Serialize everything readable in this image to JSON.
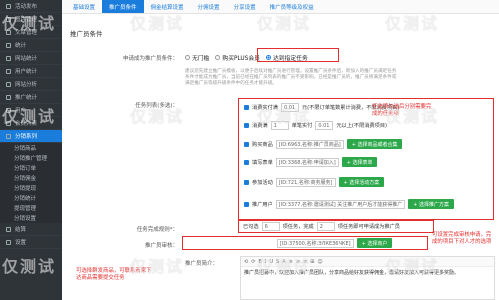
{
  "sidebar": {
    "items": [
      {
        "label": "活动发布",
        "active": false,
        "sub": false
      },
      {
        "label": "图片管理",
        "active": false,
        "sub": false
      },
      {
        "label": "文章管理",
        "active": false,
        "sub": false
      },
      {
        "label": "统计",
        "active": false,
        "sub": false
      },
      {
        "label": "网站统计",
        "active": false,
        "sub": false
      },
      {
        "label": "用户统计",
        "active": false,
        "sub": false
      },
      {
        "label": "网站分析",
        "active": false,
        "sub": false
      },
      {
        "label": "推广统计",
        "active": false,
        "sub": false
      },
      {
        "label": "用户",
        "active": false,
        "sub": false
      },
      {
        "label": "会员列表",
        "active": false,
        "sub": false
      },
      {
        "label": "分销系列",
        "active": true,
        "sub": false
      },
      {
        "label": "分销商品",
        "active": false,
        "sub": true
      },
      {
        "label": "分销推广管理",
        "active": false,
        "sub": true
      },
      {
        "label": "分销订单",
        "active": false,
        "sub": true
      },
      {
        "label": "分销佣金",
        "active": false,
        "sub": true
      },
      {
        "label": "分销提现",
        "active": false,
        "sub": true
      },
      {
        "label": "分销统计",
        "active": false,
        "sub": true
      },
      {
        "label": "提现管理",
        "active": false,
        "sub": true
      },
      {
        "label": "分销设置",
        "active": false,
        "sub": true
      },
      {
        "label": "结算",
        "active": false,
        "sub": false
      },
      {
        "label": "设置",
        "active": false,
        "sub": false
      }
    ]
  },
  "tabs": [
    {
      "label": "基础设置",
      "active": false
    },
    {
      "label": "推广员条件",
      "active": true
    },
    {
      "label": "佣金结算设置",
      "active": false
    },
    {
      "label": "分佣设置",
      "active": false
    },
    {
      "label": "分享设置",
      "active": false
    },
    {
      "label": "推广员等级及权益",
      "active": false
    }
  ],
  "section_title": "推广员条件",
  "condition_label": "申请成为推广员条件：",
  "radios": [
    {
      "label": "无门槛",
      "checked": false
    },
    {
      "label": "购买PLUS会员",
      "checked": false
    },
    {
      "label": "达到指定任务",
      "checked": true
    }
  ],
  "help_lines": [
    "建议您先建立推广员模板，以便于后续对推广员进行管理。设置推广员条件后，新加入的推广员满足任务",
    "条件才能成为推广员，当前已经在推广员列表的推广员不受影响。已经是推广员的，推广员将满足条件或",
    "满足推广员等级升级条件中的任务才能升级。"
  ],
  "task_label": "任务列表(多选)：",
  "tasks": [
    {
      "text": "消费实付满",
      "value": "0.01",
      "suffix": "元(不限订单笔数累计消费，不限消费项目)",
      "button": ""
    },
    {
      "text": "消费满",
      "value": "1",
      "suffix": "单笔实付",
      "value2": "0.01",
      "suffix2": "元以上(不限消费项目)",
      "button": ""
    },
    {
      "text": "购买商品",
      "value": "[ID:6963,名称:推广员商品]",
      "suffix": "",
      "button": "+ 选择商品或者合集"
    },
    {
      "text": "填写表单",
      "value": "[ID:3368,名称:申请加入]",
      "suffix": "",
      "button": "+ 选择表单"
    },
    {
      "text": "参加活动",
      "value": "[ID:721,名称:商务服务]",
      "suffix": "",
      "button": "+ 选择活动方案"
    },
    {
      "text": "推广用户",
      "value": "[ID:3377,名称:邀请测试] 关注推广用户后才能获得推广",
      "suffix": "",
      "button": "+ 选择推广方案"
    }
  ],
  "complete_label": "任务完成规则*：",
  "complete_text1": "已勾选",
  "complete_value1": "6",
  "complete_text2": "项任务，完成",
  "complete_value2": "2",
  "complete_text3": "项任务即可申请成为推广员",
  "approve_label": "推广员审核：",
  "approve_value": "[ID:37500,名称:ЭЛКЕЗ6ЧКЕ]",
  "approve_button": "+ 选择商户",
  "intro_label": "推广员简介：",
  "editor_toolbar": [
    "⟲",
    "⟳",
    "B",
    "I",
    "U",
    "S",
    "A",
    "≡",
    "≡",
    "≡",
    "⊞",
    "☺"
  ],
  "editor_text": "推广员招募中，欢迎加入推广员团队，分享商品给好友获得佣金，邀请好友加入可获得更多奖励。",
  "annotations": {
    "right_top": "任选项勾选后分别需要完成的任务项",
    "right_mid": "可设置完成审核申请，完成的项目下对人才的选项",
    "left_bottom": "可选择群发商品，可联系商家下达商品需要提交任务"
  },
  "watermark": "仅测试"
}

________________________

WORK TO BE COMPLETED ::
Where a line above contains the word "不限消费项目", copy that line.

SOLUTION FOR THIS EXERCISE ::
      "suffix": "元(不限订单笔数累计消费，不限消费项目)",
      "suffix2": "元以上(不限消费项目)",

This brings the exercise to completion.